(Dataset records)

_ _ _ _

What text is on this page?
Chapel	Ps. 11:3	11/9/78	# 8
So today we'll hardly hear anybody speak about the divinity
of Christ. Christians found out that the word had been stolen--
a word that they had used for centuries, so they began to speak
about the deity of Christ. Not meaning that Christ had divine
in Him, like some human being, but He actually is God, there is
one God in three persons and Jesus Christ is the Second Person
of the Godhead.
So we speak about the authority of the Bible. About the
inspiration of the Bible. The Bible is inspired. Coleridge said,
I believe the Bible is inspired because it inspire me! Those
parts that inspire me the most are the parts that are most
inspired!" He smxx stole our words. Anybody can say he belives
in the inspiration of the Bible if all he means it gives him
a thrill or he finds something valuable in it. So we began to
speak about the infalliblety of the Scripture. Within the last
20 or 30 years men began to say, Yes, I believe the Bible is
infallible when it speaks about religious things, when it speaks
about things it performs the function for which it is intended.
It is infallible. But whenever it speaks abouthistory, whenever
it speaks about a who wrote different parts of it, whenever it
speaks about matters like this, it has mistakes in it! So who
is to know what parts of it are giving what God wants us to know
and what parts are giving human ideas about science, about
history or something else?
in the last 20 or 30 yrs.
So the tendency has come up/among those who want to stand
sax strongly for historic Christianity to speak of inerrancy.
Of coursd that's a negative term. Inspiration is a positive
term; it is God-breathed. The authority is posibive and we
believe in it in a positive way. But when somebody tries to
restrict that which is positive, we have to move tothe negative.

_ _ _ _

WHAT IS BEING ASKED. Copy out all of the records above with nothing altered.

EXERCISE ANSWER.
What text is on this page?
Chapel	Ps. 11:3	11/9/78	# 8
So today we'll hardly hear anybody speak about the divinity
of Christ. Christians found out that the word had been stolen--
a word that they had used for centuries, so they began to speak
about the deity of Christ. Not meaning that Christ had divine
in Him, like some human being, but He actually is God, there is
one God in three persons and Jesus Christ is the Second Person
of the Godhead.
So we speak about the authority of the Bible. About the
inspiration of the Bible. The Bible is inspired. Coleridge said,
I believe the Bible is inspired because it inspire me! Those
parts that inspire me the most are the parts that are most
inspired!" He smxx stole our words. Anybody can say he belives
in the inspiration of the Bible if all he means it gives him
a thrill or he finds something valuable in it. So we began to
speak about the infalliblety of the Scripture. Within the last
20 or 30 years men began to say, Yes, I believe the Bible is
infallible when it speaks about religious things, when it speaks
about things it performs the function for which it is intended.
It is infallible. But whenever it speaks abouthistory, whenever
it speaks about a who wrote different parts of it, whenever it
speaks about matters like this, it has mistakes in it! So who
is to know what parts of it are giving what God wants us to know
and what parts are giving human ideas about science, about
history or something else?
in the last 20 or 30 yrs.
So the tendency has come up/among those who want to stand
sax strongly for historic Christianity to speak of inerrancy.
Of coursd that's a negative term. Inspiration is a positive
term; it is God-breathed. The authority is posibive and we
believe in it in a positive way. But when somebody tries to
restrict that which is positive, we have to move tothe negative.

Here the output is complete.